=== Teks Bacaan ===
Oleh: Amir Machmud NS
// datanglah, dan nyalakan api/ tebarkan cahaya/ agar tak lagi buram/ jadikan kembali Teater Impian/ sepanas bara/ neraka bagi siapa pun yang datang/
(Sajak “Ralf Rangnick”, 2021)
THEATER of Dream, Setan Merah, dan Fergie Time.
Tiga “institusi” itu pernah melekat sebagai identitas Manchester United. Percampuran karakter yang menguatkan realitas betapa klub bergelimang tradisi kebesaran itu memang “berbeda” dan “punya apa-apa”.
Karakter-karakter itu seperti saling bergantung, ber-chemistry, menjadi kekuatan yang menyimbolisasikan filosofi, identitas, atau yang dalam ekspresi persaingan membahasakan kalimat “membuat rontok nyali lawan”.
Teater Impian, Stadion Old Trafford adalah “tempat bersenang-senang” para pemain MU. Artinya, inilah “neraka” bagi klub mana pun yang bertandang.
Setan Merah? Penggemar sepak bola sejagat tahu, itu gambaran aura yang lebih dari kelaziman kolektivitas tim sepak bola.
=== Data yang Tersedia ===
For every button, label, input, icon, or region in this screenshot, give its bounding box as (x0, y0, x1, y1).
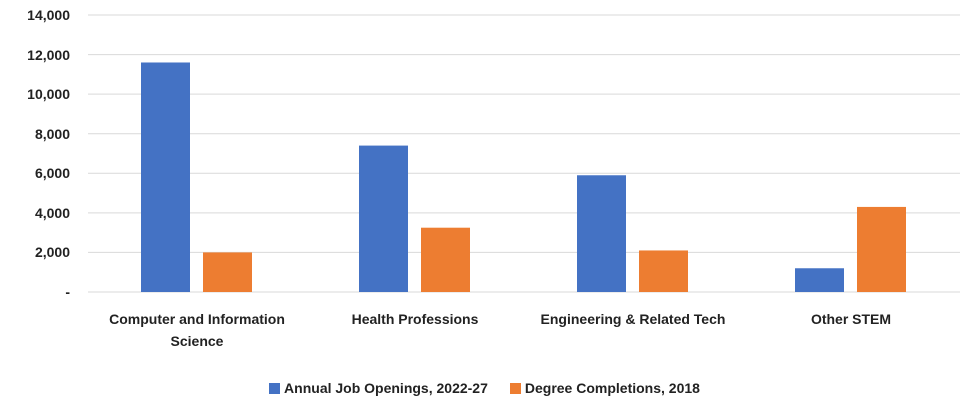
===
● **Tugas yang Diberikan 1**
Jawab pertanyaan berikut berdasarkan teks bacaan tentang Manchester United.
(a) Apa judul sajak yang dikutip di bagian awal, dan tahun berapa yang tercantum?
(b) Stadion apa yang disebut sebagai Teater Impian?
(c) Apa saja tiga "institusi" yang pernah melekat sebagai identitas Manchester United?
● **Tugas yang Diberikan 2**
Teruskan teks bacaan tentang Manchester United mulai sesudah kalimat terakhirnya.

● **Jawaban yang Benar 1**
(a) Sajak "Ralf Rangnick", tahun 2021.
(b) Stadion Old Trafford.
(c) Theater of Dream, Setan Merah, dan Fergie Time.

● **Jawaban yang Benar 2**
Lalu, “Fergie Time”. Inilah etos kerja tentang setiap menit yang bermakna. Tak ada kata kalah sebelum laga betul-betul tuntas. Kebiasaan Alex Ferguson, sang patron menengok arloji ketika anak-anak MU tertinggal skor atau belum mampu mencetak gol, sering disusul oleh hasil yang ditunggu.
Nyatanya, Old Trafford bukan arena yang menakutkan lagi. Lawan-lawan tidak diliputi atmosfer “kalah sebelum berlaga”. Stadion itu mencatat sejumlah kekalahan yang menghukum MU. Kata “stadion keramat”, “altar suci”, “lapangan angker”, atau “tempat mengunci poin” perlahan-lahan menguap.
Predikat Red Devils, ke mana pula? Rasanya, pengaruh jejuluk “sangar” itu tak berbeda dari label The Gunners, The Villans, The Foxes, Lily Whites, The Blues, Citizens, atau The Hammers.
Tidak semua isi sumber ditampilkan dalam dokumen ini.